• [PROVIDED PASSAGE]:
This will be a library of deep-dive content designed for the owner who is serious about selling. We are taking the conversations we have in private boardrooms—about valuations, due diligence traps, and negotiation secrets—and making them public.
We have already filmed our first episodes (look for them in January!), and we are committed to building the single best educational resource for business owners in the country.
Your 2026 Action Plan
If you are reading this and thinking, “Maybe 2026 is my year,” here is our advice to you.
Don’t Wait for Perfect. We spoke to many owners in 2024 who said, “I’ll wait until interest rates drop another point,” or “I’ll wait until the election is over.” While they waited, they missed opportunities. The market is favorable right now. There is money on the sidelines right now.

[Dataset excerpt]
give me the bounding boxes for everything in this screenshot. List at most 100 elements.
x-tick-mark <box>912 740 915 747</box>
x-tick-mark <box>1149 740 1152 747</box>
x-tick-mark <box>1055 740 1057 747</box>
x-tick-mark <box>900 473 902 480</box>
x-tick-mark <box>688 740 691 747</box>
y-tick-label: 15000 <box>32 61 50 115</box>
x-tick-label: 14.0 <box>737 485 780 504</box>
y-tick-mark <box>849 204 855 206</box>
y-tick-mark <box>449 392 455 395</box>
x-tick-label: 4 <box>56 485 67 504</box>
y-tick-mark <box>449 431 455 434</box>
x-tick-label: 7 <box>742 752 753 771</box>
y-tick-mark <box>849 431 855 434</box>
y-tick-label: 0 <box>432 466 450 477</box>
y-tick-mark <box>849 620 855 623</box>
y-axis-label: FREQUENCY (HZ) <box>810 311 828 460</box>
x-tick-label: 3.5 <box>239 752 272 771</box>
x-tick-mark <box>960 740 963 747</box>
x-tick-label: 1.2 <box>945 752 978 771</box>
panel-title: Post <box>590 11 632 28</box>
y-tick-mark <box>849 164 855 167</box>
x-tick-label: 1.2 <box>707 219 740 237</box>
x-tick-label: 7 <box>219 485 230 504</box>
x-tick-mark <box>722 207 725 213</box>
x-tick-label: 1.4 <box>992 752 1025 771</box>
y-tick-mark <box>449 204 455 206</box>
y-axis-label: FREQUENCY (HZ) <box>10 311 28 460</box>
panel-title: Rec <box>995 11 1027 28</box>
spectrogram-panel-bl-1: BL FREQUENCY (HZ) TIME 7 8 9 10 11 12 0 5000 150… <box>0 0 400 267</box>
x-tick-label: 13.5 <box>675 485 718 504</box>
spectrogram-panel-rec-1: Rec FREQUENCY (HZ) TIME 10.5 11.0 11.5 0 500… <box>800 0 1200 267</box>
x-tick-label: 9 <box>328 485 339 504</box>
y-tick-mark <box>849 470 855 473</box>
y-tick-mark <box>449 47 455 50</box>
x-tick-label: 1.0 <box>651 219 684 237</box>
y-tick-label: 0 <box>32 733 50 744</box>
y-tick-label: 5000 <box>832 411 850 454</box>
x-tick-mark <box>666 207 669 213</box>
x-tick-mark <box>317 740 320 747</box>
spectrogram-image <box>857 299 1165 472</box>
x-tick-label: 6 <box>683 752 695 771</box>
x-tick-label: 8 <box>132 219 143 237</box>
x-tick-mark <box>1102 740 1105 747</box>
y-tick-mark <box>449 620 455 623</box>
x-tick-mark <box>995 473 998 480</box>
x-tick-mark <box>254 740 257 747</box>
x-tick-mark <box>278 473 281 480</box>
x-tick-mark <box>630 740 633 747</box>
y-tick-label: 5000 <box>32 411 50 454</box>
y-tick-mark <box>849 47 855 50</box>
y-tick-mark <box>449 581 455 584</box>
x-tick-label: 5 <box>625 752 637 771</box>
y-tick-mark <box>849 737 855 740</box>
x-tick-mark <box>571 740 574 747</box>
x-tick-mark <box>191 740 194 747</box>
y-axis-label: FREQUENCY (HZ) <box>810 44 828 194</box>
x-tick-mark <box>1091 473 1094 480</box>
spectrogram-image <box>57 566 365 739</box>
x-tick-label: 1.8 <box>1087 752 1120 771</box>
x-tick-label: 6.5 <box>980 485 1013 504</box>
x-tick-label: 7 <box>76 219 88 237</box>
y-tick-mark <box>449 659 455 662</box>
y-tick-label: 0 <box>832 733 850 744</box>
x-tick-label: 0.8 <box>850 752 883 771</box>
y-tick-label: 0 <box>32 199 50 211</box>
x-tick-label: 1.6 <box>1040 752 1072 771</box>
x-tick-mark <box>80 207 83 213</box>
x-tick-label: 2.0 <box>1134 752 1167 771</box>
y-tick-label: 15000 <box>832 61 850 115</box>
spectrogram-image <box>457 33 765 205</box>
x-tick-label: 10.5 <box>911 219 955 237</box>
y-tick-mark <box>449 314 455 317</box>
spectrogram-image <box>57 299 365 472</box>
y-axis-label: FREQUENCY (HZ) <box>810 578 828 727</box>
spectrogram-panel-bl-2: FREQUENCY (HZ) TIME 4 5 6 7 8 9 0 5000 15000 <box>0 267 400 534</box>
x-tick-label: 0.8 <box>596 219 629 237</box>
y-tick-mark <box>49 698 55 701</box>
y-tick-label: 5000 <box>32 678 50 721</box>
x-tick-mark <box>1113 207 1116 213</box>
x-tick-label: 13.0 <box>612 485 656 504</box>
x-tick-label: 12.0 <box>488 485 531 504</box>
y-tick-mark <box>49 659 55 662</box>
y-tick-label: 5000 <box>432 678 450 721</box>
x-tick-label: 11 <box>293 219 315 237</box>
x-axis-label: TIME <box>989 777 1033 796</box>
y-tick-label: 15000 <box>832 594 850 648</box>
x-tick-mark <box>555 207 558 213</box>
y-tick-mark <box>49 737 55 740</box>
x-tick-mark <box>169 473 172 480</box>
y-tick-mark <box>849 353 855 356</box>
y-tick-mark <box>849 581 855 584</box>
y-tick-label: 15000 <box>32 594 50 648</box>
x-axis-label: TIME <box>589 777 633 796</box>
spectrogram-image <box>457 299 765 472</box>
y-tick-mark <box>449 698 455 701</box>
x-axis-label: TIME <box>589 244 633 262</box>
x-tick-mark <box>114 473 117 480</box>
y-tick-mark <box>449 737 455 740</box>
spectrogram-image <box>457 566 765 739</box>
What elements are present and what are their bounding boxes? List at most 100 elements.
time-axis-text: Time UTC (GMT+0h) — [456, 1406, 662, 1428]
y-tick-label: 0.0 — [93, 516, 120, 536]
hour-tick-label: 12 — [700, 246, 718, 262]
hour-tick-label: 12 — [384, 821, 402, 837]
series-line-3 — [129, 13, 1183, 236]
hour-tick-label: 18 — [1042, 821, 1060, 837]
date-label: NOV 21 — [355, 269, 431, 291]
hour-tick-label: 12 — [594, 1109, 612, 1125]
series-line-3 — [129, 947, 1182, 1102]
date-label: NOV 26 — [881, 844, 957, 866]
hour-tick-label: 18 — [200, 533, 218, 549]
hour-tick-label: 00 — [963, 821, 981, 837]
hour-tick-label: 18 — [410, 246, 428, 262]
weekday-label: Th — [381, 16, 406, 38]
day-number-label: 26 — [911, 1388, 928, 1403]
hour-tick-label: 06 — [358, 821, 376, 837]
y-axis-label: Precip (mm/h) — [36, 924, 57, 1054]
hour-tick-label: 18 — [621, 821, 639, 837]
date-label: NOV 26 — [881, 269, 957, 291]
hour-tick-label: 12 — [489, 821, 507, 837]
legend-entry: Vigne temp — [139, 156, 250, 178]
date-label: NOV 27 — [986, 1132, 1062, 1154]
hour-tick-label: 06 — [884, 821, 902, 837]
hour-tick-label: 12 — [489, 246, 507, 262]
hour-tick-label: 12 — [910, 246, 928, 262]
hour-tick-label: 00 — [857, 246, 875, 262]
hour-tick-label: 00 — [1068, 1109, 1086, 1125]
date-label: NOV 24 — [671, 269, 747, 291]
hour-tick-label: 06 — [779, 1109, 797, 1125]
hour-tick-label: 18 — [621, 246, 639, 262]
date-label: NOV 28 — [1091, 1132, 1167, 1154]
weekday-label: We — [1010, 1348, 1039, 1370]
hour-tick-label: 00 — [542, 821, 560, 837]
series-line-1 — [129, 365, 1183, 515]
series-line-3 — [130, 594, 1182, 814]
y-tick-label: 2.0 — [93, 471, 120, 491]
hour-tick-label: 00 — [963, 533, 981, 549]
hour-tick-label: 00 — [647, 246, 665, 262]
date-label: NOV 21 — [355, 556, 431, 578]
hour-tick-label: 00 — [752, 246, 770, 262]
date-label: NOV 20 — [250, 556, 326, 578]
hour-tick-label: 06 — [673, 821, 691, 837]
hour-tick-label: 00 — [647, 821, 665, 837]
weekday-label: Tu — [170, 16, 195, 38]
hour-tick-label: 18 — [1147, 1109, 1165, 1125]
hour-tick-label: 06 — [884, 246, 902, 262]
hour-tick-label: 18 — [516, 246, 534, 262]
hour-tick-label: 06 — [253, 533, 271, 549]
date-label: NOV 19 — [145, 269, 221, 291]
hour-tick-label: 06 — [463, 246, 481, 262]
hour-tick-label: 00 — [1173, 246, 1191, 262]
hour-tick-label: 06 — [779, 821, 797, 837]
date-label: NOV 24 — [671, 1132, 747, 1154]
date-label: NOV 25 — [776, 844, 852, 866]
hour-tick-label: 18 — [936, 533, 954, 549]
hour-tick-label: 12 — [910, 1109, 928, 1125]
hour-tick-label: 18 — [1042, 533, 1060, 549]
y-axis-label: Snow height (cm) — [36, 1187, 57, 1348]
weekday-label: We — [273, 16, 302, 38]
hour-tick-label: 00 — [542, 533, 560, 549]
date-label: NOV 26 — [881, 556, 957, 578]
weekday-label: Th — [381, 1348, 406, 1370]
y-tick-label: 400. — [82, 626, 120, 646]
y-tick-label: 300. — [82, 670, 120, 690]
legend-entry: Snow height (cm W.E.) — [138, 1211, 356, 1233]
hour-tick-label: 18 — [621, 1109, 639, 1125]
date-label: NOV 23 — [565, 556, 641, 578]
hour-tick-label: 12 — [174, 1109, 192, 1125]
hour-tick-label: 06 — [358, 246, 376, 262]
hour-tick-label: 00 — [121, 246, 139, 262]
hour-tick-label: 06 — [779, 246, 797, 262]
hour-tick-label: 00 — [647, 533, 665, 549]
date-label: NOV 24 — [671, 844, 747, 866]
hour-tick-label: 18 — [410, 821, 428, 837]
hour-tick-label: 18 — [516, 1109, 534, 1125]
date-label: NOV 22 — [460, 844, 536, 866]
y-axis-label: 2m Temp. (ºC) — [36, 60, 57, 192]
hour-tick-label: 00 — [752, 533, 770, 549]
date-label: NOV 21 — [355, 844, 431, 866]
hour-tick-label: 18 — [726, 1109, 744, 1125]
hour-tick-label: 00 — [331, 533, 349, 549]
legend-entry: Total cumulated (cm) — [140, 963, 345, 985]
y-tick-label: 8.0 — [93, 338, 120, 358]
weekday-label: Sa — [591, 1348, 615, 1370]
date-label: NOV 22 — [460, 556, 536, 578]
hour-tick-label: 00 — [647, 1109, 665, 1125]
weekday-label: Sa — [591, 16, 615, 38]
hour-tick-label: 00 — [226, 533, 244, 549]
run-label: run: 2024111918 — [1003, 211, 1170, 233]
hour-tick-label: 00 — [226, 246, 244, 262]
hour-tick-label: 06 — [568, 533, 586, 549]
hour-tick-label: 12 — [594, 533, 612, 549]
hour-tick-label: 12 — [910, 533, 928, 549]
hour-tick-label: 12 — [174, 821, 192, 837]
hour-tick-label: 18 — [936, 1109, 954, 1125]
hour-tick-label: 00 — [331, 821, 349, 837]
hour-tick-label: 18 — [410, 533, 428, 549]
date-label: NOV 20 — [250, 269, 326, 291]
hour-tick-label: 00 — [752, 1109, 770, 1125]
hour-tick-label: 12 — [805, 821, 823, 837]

• [REQUIREMENTS]:
1. According to the passage on selling a business, in which month should readers look for the first filmed episodes?
2. From the passage on selling a business, quote everything from "This will be" down to "making them public.".

• [SET OF ANSWERS]:
1. January

2.
This will be a library of deep-dive content designed for the owner who is serious about selling. We are taking the conversations we have in private boardrooms—about valuations, due diligence traps, and negotiation secrets—and making them public.